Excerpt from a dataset
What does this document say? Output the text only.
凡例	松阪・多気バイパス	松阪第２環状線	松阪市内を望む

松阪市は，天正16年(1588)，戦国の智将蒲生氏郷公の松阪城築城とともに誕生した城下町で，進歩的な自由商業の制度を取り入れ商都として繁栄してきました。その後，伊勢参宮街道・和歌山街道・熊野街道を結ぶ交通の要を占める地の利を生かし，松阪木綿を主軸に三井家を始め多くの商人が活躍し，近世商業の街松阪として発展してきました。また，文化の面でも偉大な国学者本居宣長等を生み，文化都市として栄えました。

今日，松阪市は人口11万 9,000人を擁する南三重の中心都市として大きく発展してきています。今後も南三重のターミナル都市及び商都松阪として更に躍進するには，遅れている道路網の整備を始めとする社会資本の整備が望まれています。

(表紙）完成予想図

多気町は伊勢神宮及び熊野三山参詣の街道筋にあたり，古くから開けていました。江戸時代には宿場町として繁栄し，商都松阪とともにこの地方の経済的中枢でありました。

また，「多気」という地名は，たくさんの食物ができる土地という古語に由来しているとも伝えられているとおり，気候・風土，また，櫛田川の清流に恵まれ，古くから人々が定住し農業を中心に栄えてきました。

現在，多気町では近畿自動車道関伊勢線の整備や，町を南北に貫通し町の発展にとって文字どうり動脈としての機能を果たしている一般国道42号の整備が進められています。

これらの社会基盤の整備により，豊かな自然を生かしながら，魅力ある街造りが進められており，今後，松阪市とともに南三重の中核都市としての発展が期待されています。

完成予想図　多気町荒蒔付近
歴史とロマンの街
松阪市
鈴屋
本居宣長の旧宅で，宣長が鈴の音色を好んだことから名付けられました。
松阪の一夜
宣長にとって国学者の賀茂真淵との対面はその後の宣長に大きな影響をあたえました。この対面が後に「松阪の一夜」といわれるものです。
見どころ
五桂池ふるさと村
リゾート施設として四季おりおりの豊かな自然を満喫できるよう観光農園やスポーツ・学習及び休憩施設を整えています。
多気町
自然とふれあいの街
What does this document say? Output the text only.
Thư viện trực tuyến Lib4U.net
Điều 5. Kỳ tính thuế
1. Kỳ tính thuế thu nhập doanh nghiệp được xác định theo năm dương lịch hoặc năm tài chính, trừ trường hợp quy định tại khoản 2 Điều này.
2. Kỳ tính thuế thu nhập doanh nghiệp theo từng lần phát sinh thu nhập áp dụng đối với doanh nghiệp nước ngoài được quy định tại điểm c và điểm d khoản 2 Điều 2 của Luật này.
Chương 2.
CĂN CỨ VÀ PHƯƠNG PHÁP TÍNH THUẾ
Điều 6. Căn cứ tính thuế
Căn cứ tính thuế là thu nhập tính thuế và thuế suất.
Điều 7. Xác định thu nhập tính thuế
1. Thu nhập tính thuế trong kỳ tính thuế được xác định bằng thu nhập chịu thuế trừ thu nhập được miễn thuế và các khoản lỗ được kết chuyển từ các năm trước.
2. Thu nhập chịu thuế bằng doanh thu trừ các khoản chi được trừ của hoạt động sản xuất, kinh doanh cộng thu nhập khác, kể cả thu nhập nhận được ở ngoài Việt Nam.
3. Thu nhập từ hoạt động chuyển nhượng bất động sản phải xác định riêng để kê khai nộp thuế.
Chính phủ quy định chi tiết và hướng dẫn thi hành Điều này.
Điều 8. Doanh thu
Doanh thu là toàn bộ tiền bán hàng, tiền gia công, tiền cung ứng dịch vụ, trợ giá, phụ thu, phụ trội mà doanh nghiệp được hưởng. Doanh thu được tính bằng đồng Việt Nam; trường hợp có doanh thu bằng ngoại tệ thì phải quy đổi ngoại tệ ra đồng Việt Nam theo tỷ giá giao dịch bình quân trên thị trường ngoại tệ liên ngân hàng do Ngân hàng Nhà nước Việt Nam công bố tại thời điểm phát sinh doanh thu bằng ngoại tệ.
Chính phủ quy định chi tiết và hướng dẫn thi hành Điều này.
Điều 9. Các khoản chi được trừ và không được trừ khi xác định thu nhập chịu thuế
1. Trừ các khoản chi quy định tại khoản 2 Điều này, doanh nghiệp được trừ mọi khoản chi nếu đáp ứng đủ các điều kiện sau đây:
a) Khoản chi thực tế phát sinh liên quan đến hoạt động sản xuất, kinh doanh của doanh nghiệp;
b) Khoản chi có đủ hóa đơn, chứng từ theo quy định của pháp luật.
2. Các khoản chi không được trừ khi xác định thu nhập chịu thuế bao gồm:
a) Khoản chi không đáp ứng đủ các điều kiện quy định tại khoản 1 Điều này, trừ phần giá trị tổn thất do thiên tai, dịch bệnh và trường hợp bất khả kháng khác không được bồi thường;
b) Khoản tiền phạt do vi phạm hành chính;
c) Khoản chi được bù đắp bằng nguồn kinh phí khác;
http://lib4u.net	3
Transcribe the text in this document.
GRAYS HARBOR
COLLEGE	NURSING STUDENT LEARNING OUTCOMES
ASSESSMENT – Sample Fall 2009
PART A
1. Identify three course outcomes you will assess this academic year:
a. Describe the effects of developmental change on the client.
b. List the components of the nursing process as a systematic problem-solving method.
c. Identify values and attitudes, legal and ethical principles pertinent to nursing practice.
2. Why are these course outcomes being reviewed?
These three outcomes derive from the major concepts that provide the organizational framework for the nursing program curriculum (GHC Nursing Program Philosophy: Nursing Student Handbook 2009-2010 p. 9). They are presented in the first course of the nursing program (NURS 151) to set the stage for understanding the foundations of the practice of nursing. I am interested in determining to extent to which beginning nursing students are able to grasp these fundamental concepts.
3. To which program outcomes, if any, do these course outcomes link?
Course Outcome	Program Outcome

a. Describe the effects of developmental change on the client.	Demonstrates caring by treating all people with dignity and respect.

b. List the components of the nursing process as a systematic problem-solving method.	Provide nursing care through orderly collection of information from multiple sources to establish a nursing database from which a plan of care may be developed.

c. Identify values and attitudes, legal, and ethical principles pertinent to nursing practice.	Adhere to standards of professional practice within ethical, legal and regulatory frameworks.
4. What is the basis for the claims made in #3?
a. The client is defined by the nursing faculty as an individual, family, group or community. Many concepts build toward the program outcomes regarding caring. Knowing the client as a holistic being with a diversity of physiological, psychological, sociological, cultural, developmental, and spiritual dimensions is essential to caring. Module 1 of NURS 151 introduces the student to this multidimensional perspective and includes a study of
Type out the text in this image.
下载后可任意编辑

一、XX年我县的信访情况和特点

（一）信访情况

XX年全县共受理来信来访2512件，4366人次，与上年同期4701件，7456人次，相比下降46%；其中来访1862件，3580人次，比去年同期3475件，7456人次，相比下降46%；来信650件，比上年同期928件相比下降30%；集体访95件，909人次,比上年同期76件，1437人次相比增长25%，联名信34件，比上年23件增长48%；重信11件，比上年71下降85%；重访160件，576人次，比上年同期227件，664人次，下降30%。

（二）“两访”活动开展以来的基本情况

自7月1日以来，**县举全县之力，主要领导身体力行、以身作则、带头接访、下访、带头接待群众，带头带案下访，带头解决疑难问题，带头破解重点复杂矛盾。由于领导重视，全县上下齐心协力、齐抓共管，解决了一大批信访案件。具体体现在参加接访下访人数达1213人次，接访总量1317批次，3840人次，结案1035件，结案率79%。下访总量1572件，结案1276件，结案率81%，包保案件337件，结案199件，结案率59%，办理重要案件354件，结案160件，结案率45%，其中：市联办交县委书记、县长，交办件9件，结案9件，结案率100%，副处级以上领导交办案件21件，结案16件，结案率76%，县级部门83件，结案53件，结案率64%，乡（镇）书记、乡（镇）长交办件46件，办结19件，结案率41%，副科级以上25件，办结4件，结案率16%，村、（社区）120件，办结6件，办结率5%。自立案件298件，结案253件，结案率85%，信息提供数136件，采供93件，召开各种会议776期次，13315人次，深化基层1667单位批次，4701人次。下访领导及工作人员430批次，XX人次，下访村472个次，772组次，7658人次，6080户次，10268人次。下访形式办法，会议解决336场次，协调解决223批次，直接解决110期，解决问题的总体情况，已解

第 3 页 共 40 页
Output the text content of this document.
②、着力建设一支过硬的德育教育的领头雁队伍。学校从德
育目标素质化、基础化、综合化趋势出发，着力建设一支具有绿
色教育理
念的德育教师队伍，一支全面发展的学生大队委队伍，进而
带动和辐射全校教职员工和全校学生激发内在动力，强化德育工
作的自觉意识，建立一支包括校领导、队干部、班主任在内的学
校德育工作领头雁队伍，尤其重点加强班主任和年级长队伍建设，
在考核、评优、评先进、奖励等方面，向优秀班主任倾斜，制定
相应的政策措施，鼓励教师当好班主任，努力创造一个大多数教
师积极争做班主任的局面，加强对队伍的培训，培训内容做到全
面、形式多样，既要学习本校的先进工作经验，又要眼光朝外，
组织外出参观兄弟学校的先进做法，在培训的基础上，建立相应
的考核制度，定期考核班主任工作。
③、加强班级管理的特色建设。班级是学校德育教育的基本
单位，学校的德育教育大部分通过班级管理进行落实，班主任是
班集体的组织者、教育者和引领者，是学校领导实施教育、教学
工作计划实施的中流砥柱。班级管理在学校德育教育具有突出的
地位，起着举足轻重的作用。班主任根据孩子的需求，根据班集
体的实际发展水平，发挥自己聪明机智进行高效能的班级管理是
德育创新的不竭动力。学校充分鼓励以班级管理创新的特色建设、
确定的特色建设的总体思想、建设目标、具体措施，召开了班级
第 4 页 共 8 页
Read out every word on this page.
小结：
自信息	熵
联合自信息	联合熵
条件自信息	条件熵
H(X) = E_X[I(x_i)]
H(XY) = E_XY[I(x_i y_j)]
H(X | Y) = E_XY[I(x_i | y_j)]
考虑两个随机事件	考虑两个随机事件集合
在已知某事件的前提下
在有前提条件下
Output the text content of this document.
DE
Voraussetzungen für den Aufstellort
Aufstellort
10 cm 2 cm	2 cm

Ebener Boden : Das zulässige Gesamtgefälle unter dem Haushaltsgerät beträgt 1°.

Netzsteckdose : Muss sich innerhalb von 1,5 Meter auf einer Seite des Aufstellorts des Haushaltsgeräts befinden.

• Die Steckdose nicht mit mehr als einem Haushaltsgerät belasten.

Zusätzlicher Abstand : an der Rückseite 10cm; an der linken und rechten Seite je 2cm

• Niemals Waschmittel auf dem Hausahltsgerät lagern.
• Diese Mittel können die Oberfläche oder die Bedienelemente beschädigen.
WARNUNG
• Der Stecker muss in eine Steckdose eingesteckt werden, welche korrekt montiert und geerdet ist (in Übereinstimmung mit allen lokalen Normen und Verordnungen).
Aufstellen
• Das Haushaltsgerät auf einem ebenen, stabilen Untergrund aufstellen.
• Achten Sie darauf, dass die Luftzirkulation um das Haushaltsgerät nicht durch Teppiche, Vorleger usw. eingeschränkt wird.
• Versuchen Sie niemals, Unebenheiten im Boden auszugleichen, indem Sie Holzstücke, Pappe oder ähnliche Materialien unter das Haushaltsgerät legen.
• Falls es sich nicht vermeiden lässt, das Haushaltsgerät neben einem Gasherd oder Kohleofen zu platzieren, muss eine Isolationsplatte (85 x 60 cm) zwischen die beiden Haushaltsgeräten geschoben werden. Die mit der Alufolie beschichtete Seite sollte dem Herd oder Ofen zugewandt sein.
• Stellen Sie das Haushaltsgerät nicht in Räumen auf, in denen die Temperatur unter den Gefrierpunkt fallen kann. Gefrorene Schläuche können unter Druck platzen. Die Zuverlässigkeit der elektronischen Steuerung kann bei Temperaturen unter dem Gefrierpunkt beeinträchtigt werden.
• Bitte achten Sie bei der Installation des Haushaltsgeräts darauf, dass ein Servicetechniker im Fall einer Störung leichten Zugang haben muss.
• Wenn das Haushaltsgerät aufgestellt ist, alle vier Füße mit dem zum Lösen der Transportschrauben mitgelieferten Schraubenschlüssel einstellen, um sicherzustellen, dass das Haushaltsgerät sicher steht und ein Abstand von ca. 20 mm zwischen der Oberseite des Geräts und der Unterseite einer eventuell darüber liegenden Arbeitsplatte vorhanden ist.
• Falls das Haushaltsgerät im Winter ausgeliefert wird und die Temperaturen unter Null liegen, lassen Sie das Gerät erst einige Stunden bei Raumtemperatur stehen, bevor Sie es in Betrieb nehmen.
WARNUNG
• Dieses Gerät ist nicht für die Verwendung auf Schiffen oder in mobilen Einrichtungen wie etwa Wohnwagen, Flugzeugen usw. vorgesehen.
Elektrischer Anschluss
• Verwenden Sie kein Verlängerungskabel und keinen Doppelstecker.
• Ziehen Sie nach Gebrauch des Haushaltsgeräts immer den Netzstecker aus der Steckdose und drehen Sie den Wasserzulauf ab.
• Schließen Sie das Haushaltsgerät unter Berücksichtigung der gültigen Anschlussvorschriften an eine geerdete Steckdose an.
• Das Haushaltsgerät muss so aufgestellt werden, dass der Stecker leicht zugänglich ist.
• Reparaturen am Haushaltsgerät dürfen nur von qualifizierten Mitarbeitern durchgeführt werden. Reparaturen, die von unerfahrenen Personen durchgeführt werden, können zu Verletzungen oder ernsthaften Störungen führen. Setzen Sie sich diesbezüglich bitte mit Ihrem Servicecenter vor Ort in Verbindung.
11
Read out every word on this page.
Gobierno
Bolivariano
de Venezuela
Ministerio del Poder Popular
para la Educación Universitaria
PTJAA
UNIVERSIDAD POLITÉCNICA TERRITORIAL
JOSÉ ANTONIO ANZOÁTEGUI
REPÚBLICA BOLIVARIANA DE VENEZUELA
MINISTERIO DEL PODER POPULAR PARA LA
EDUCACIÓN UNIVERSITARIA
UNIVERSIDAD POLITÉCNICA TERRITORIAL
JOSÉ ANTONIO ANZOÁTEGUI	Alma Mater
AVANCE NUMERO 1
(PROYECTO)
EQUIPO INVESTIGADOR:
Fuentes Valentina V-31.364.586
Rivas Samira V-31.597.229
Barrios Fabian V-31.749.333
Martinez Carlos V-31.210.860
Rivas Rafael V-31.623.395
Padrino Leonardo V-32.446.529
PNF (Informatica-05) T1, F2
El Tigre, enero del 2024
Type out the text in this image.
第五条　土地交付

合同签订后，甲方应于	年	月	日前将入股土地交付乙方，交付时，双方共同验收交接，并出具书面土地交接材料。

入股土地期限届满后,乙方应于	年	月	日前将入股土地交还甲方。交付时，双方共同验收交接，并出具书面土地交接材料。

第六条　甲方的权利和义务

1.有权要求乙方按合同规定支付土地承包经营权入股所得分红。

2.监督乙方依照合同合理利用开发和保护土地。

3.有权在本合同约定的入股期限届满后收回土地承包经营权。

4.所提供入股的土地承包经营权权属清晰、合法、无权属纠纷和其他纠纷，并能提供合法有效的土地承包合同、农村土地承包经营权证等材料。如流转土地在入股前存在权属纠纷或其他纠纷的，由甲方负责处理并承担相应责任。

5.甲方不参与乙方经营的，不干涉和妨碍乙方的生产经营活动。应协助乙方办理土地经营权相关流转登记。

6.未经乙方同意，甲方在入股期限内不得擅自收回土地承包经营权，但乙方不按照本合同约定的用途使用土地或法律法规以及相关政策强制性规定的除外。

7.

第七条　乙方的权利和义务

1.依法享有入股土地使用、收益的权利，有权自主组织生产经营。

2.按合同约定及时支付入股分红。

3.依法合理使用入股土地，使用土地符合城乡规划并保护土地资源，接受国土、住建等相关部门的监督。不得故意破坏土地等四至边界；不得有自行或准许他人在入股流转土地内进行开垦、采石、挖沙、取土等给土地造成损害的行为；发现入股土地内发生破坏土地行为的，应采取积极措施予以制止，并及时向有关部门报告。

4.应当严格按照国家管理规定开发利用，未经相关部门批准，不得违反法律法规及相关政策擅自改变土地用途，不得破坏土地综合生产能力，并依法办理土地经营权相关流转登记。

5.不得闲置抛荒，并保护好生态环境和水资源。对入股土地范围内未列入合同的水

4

TASK OBJECTIVE
Across the entries, how many lines contain "concepts"? Reply with the number only.

EXERCISE RESPONSE
2